[Figure content listings]

········

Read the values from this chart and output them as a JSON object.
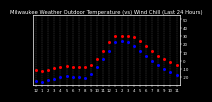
{
  "title": "Milwaukee Weather Outdoor Temperature (vs) Wind Chill (Last 24 Hours)",
  "title_fontsize": 3.8,
  "background_color": "#000000",
  "plot_bg_color": "#000000",
  "temp_color": "#ff0000",
  "wind_chill_color": "#0000ff",
  "grid_color": "#555555",
  "ylim": [
    -30,
    55
  ],
  "yticks": [
    -20,
    -10,
    0,
    10,
    20,
    30,
    40,
    50
  ],
  "ytick_labels": [
    "-20",
    "-10",
    "0",
    "10",
    "20",
    "30",
    "40",
    "50"
  ],
  "hours": [
    0,
    1,
    2,
    3,
    4,
    5,
    6,
    7,
    8,
    9,
    10,
    11,
    12,
    13,
    14,
    15,
    16,
    17,
    18,
    19,
    20,
    21,
    22,
    23
  ],
  "temp": [
    -12,
    -13,
    -11,
    -9,
    -8,
    -7,
    -8,
    -8,
    -8,
    -5,
    2,
    12,
    22,
    30,
    30,
    30,
    28,
    24,
    18,
    12,
    6,
    2,
    -2,
    -5
  ],
  "wind_chill": [
    -25,
    -26,
    -24,
    -22,
    -20,
    -19,
    -20,
    -20,
    -21,
    -16,
    -8,
    2,
    12,
    22,
    24,
    22,
    18,
    12,
    6,
    0,
    -6,
    -10,
    -14,
    -18
  ],
  "xtick_labels": [
    "12",
    "1",
    "2",
    "3",
    "4",
    "5",
    "6",
    "7",
    "8",
    "9",
    "10",
    "11",
    "12",
    "1",
    "2",
    "3",
    "4",
    "5",
    "6",
    "7",
    "8",
    "9",
    "10",
    "11"
  ],
  "xtick_fontsize": 2.8,
  "ytick_fontsize": 2.8,
  "line_width": 0.7,
  "marker_size": 1.2,
  "title_color": "#ffffff",
  "tick_color": "#ffffff",
  "spine_color": "#ffffff"
}
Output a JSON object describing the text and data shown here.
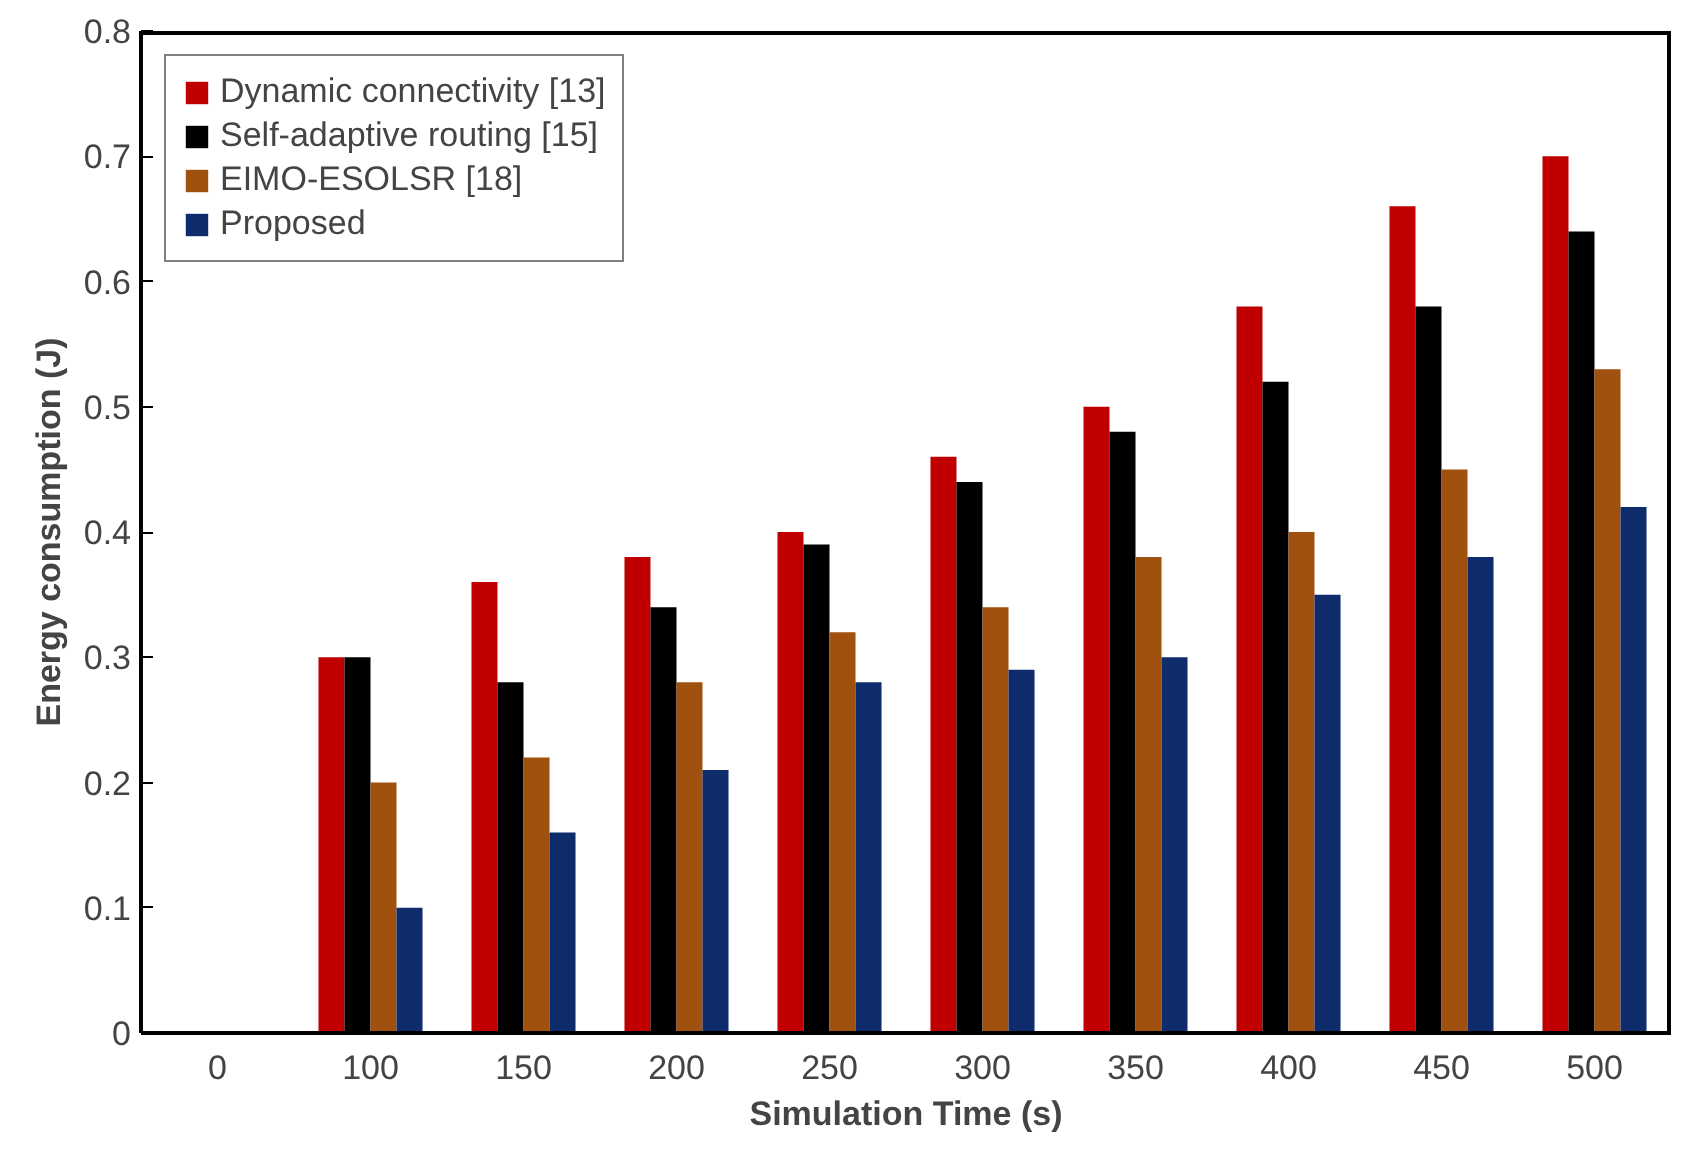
{
  "chart_data": {
    "type": "bar",
    "xlabel": "Simulation Time (s)",
    "ylabel": "Energy consumption (J)",
    "categories": [
      "0",
      "100",
      "150",
      "200",
      "250",
      "300",
      "350",
      "400",
      "450",
      "500"
    ],
    "series": [
      {
        "name": "Dynamic connectivity [13]",
        "color": "#c00000",
        "values": [
          null,
          0.3,
          0.36,
          0.38,
          0.4,
          0.46,
          0.5,
          0.58,
          0.66,
          0.7
        ]
      },
      {
        "name": "Self-adaptive routing [15]",
        "color": "#000000",
        "values": [
          null,
          0.3,
          0.28,
          0.34,
          0.39,
          0.44,
          0.48,
          0.52,
          0.58,
          0.64
        ]
      },
      {
        "name": "EIMO-ESOLSR [18]",
        "color": "#a0500f",
        "values": [
          null,
          0.2,
          0.22,
          0.28,
          0.32,
          0.34,
          0.38,
          0.4,
          0.45,
          0.53
        ]
      },
      {
        "name": "Proposed",
        "color": "#0e2b6b",
        "values": [
          null,
          0.1,
          0.16,
          0.21,
          0.28,
          0.29,
          0.3,
          0.35,
          0.38,
          0.42
        ]
      }
    ],
    "ylim": [
      0,
      0.8
    ],
    "yticks": [
      0,
      0.1,
      0.2,
      0.3,
      0.4,
      0.5,
      0.6,
      0.7,
      0.8
    ],
    "legend": "top left",
    "grid": false
  }
}
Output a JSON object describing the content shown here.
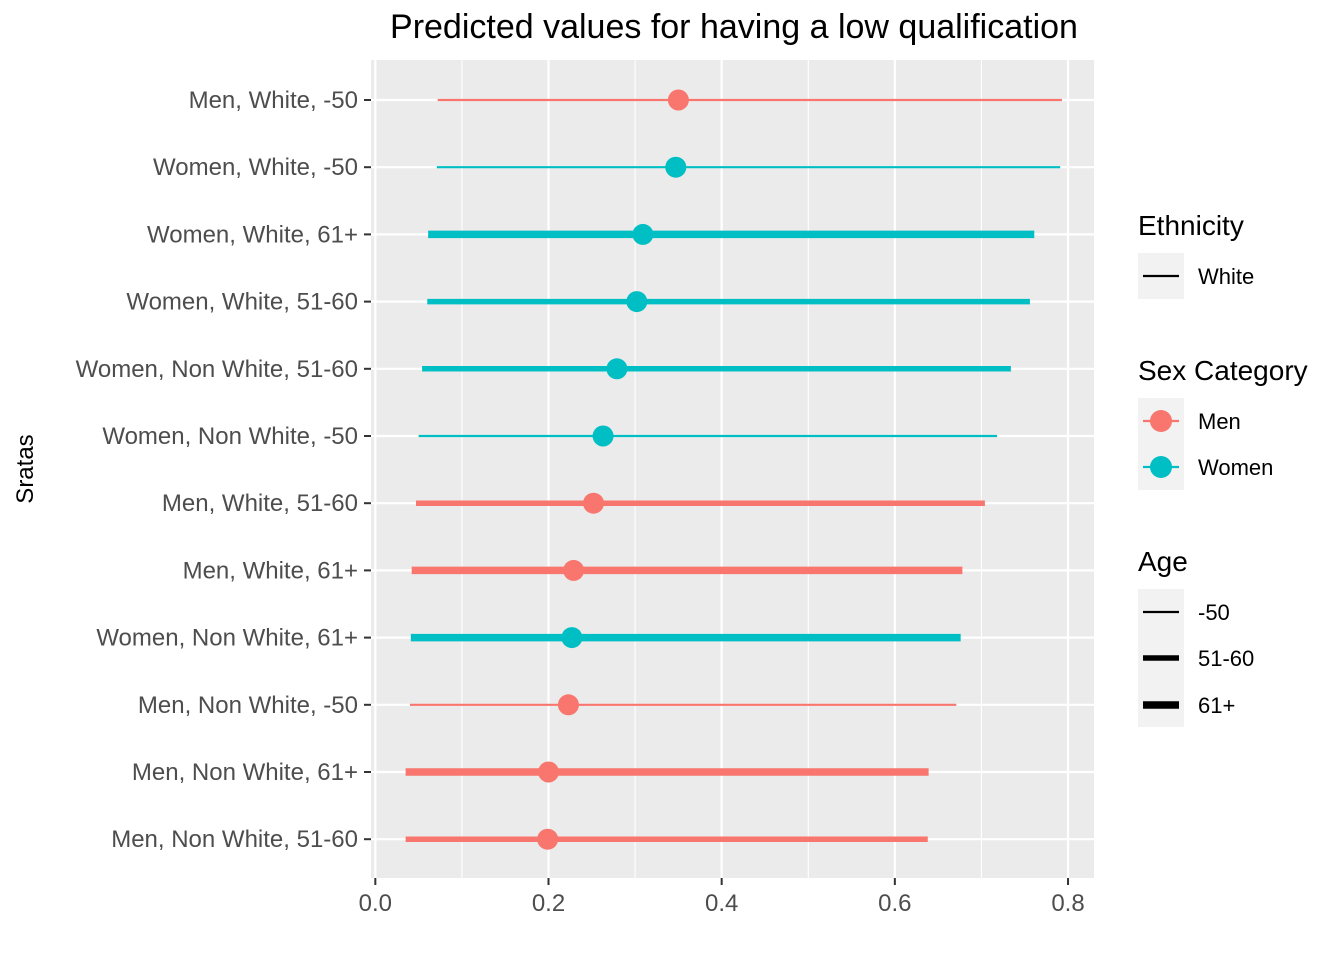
{
  "chart_data": {
    "type": "errorbar",
    "title": "Predicted values for having a low qualification",
    "xlabel": "",
    "ylabel": "Sratas",
    "xlim": [
      -0.005,
      0.83
    ],
    "x_ticks": [
      0.0,
      0.2,
      0.4,
      0.6,
      0.8
    ],
    "x_tick_labels": [
      "0.0",
      "0.2",
      "0.4",
      "0.6",
      "0.8"
    ],
    "grid": true,
    "legend_position": "right",
    "colors": {
      "Men": "#F8766D",
      "Women": "#00BFC4",
      "panel": "#EBEBEB",
      "grid": "#FFFFFF"
    },
    "rows": [
      {
        "label": "Men, White, -50",
        "sex": "Men",
        "ethnicity": "White",
        "age": "-50",
        "estimate": 0.35,
        "low": 0.072,
        "high": 0.793
      },
      {
        "label": "Women, White, -50",
        "sex": "Women",
        "ethnicity": "White",
        "age": "-50",
        "estimate": 0.347,
        "low": 0.071,
        "high": 0.791
      },
      {
        "label": "Women, White, 61+",
        "sex": "Women",
        "ethnicity": "White",
        "age": "61+",
        "estimate": 0.309,
        "low": 0.061,
        "high": 0.761
      },
      {
        "label": "Women, White, 51-60",
        "sex": "Women",
        "ethnicity": "White",
        "age": "51-60",
        "estimate": 0.302,
        "low": 0.06,
        "high": 0.756
      },
      {
        "label": "Women, Non White, 51-60",
        "sex": "Women",
        "ethnicity": "Non White",
        "age": "51-60",
        "estimate": 0.279,
        "low": 0.054,
        "high": 0.734
      },
      {
        "label": "Women, Non White, -50",
        "sex": "Women",
        "ethnicity": "Non White",
        "age": "-50",
        "estimate": 0.263,
        "low": 0.05,
        "high": 0.718
      },
      {
        "label": "Men, White, 51-60",
        "sex": "Men",
        "ethnicity": "White",
        "age": "51-60",
        "estimate": 0.252,
        "low": 0.047,
        "high": 0.704
      },
      {
        "label": "Men, White, 61+",
        "sex": "Men",
        "ethnicity": "White",
        "age": "61+",
        "estimate": 0.229,
        "low": 0.042,
        "high": 0.678
      },
      {
        "label": "Women, Non White, 61+",
        "sex": "Women",
        "ethnicity": "Non White",
        "age": "61+",
        "estimate": 0.227,
        "low": 0.041,
        "high": 0.676
      },
      {
        "label": "Men, Non White, -50",
        "sex": "Men",
        "ethnicity": "Non White",
        "age": "-50",
        "estimate": 0.223,
        "low": 0.04,
        "high": 0.671
      },
      {
        "label": "Men, Non White, 61+",
        "sex": "Men",
        "ethnicity": "Non White",
        "age": "61+",
        "estimate": 0.2,
        "low": 0.035,
        "high": 0.639
      },
      {
        "label": "Men, Non White, 51-60",
        "sex": "Men",
        "ethnicity": "Non White",
        "age": "51-60",
        "estimate": 0.199,
        "low": 0.035,
        "high": 0.638
      }
    ],
    "legends": {
      "ethnicity": {
        "title": "Ethnicity",
        "items": [
          "White"
        ]
      },
      "sex": {
        "title": "Sex Category",
        "items": [
          "Men",
          "Women"
        ]
      },
      "age": {
        "title": "Age",
        "items": [
          "-50",
          "51-60",
          "61+"
        ]
      }
    }
  }
}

········

**GIVEN EXERCISE:**
Output the entries above exactly. Drop the pictures.

**REPLY:**
Read the values from this chart and output them as a JSON object.
{
  "title": "Milwaukee Weather Outdoor Temperature (vs) Wind Chill (Last 24 Hours)",
  "title_fontsize": 3.8,
  "background_color": "#000000",
  "plot_bg_color": "#000000",
  "temp_color": "#ff0000",
  "wind_chill_color": "#0000ff",
  "grid_color": "#555555",
  "ylim": [
    -30,
    55
  ],
  "yticks": [
    -20,
    -10,
    0,
    10,
    20,
    30,
    40,
    50
  ],
  "ytick_labels": [
    "-20",
    "-10",
    "0",
    "10",
    "20",
    "30",
    "40",
    "50"
  ],
  "hours": [
    0,
    1,
    2,
    3,
    4,
    5,
    6,
    7,
    8,
    9,
    10,
    11,
    12,
    13,
    14,
    15,
    16,
    17,
    18,
    19,
    20,
    21,
    22,
    23
  ],
  "temp": [
    -12,
    -13,
    -11,
    -9,
    -8,
    -7,
    -8,
    -8,
    -8,
    -5,
    2,
    12,
    22,
    30,
    30,
    30,
    28,
    24,
    18,
    12,
    6,
    2,
    -2,
    -5
  ],
  "wind_chill": [
    -25,
    -26,
    -24,
    -22,
    -20,
    -19,
    -20,
    -20,
    -21,
    -16,
    -8,
    2,
    12,
    22,
    24,
    22,
    18,
    12,
    6,
    0,
    -6,
    -10,
    -14,
    -18
  ],
  "xtick_labels": [
    "12",
    "1",
    "2",
    "3",
    "4",
    "5",
    "6",
    "7",
    "8",
    "9",
    "10",
    "11",
    "12",
    "1",
    "2",
    "3",
    "4",
    "5",
    "6",
    "7",
    "8",
    "9",
    "10",
    "11"
  ],
  "xtick_fontsize": 2.8,
  "ytick_fontsize": 2.8,
  "line_width": 0.7,
  "marker_size": 1.2,
  "title_color": "#ffffff",
  "tick_color": "#ffffff",
  "spine_color": "#ffffff"
}
Output a JSON object describing the text and data shown here.
{
  "chart_data": {
    "type": "bar",
    "xlabel": "Simulation Time (s)",
    "ylabel": "Energy consumption (J)",
    "categories": [
      "0",
      "100",
      "150",
      "200",
      "250",
      "300",
      "350",
      "400",
      "450",
      "500"
    ],
    "series": [
      {
        "name": "Dynamic connectivity [13]",
        "color": "#c00000",
        "values": [
          null,
          0.3,
          0.36,
          0.38,
          0.4,
          0.46,
          0.5,
          0.58,
          0.66,
          0.7
        ]
      },
      {
        "name": "Self-adaptive routing [15]",
        "color": "#000000",
        "values": [
          null,
          0.3,
          0.28,
          0.34,
          0.39,
          0.44,
          0.48,
          0.52,
          0.58,
          0.64
        ]
      },
      {
        "name": "EIMO-ESOLSR [18]",
        "color": "#a0500f",
        "values": [
          null,
          0.2,
          0.22,
          0.28,
          0.32,
          0.34,
          0.38,
          0.4,
          0.45,
          0.53
        ]
      },
      {
        "name": "Proposed",
        "color": "#0e2b6b",
        "values": [
          null,
          0.1,
          0.16,
          0.21,
          0.28,
          0.29,
          0.3,
          0.35,
          0.38,
          0.42
        ]
      }
    ],
    "ylim": [
      0,
      0.8
    ],
    "yticks": [
      0,
      0.1,
      0.2,
      0.3,
      0.4,
      0.5,
      0.6,
      0.7,
      0.8
    ],
    "legend": "top left",
    "grid": false
  }
}
Output a JSON object describing the content shown here.
{
  "chart_data": {
    "type": "errorbar",
    "title": "Predicted values for having a low qualification",
    "xlabel": "",
    "ylabel": "Sratas",
    "xlim": [
      -0.005,
      0.83
    ],
    "x_ticks": [
      0.0,
      0.2,
      0.4,
      0.6,
      0.8
    ],
    "x_tick_labels": [
      "0.0",
      "0.2",
      "0.4",
      "0.6",
      "0.8"
    ],
    "grid": true,
    "legend_position": "right",
    "colors": {
      "Men": "#F8766D",
      "Women": "#00BFC4",
      "panel": "#EBEBEB",
      "grid": "#FFFFFF"
    },
    "rows": [
      {
        "label": "Men, White, -50",
        "sex": "Men",
        "ethnicity": "White",
        "age": "-50",
        "estimate": 0.35,
        "low": 0.072,
        "high": 0.793
      },
      {
        "label": "Women, White, -50",
        "sex": "Women",
        "ethnicity": "White",
        "age": "-50",
        "estimate": 0.347,
        "low": 0.071,
        "high": 0.791
      },
      {
        "label": "Women, White, 61+",
        "sex": "Women",
        "ethnicity": "White",
        "age": "61+",
        "estimate": 0.309,
        "low": 0.061,
        "high": 0.761
      },
      {
        "label": "Women, White, 51-60",
        "sex": "Women",
        "ethnicity": "White",
        "age": "51-60",
        "estimate": 0.302,
        "low": 0.06,
        "high": 0.756
      },
      {
        "label": "Women, Non White, 51-60",
        "sex": "Women",
        "ethnicity": "Non White",
        "age": "51-60",
        "estimate": 0.279,
        "low": 0.054,
        "high": 0.734
      },
      {
        "label": "Women, Non White, -50",
        "sex": "Women",
        "ethnicity": "Non White",
        "age": "-50",
        "estimate": 0.263,
        "low": 0.05,
        "high": 0.718
      },
      {
        "label": "Men, White, 51-60",
        "sex": "Men",
        "ethnicity": "White",
        "age": "51-60",
        "estimate": 0.252,
        "low": 0.047,
        "high": 0.704
      },
      {
        "label": "Men, White, 61+",
        "sex": "Men",
        "ethnicity": "White",
        "age": "61+",
        "estimate": 0.229,
        "low": 0.042,
        "high": 0.678
      },
      {
        "label": "Women, Non White, 61+",
        "sex": "Women",
        "ethnicity": "Non White",
        "age": "61+",
        "estimate": 0.227,
        "low": 0.041,
        "high": 0.676
      },
      {
        "label": "Men, Non White, -50",
        "sex": "Men",
        "ethnicity": "Non White",
        "age": "-50",
        "estimate": 0.223,
        "low": 0.04,
        "high": 0.671
      },
      {
        "label": "Men, Non White, 61+",
        "sex": "Men",
        "ethnicity": "Non White",
        "age": "61+",
        "estimate": 0.2,
        "low": 0.035,
        "high": 0.639
      },
      {
        "label": "Men, Non White, 51-60",
        "sex": "Men",
        "ethnicity": "Non White",
        "age": "51-60",
        "estimate": 0.199,
        "low": 0.035,
        "high": 0.638
      }
    ],
    "legends": {
      "ethnicity": {
        "title": "Ethnicity",
        "items": [
          "White"
        ]
      },
      "sex": {
        "title": "Sex Category",
        "items": [
          "Men",
          "Women"
        ]
      },
      "age": {
        "title": "Age",
        "items": [
          "-50",
          "51-60",
          "61+"
        ]
      }
    }
  }
}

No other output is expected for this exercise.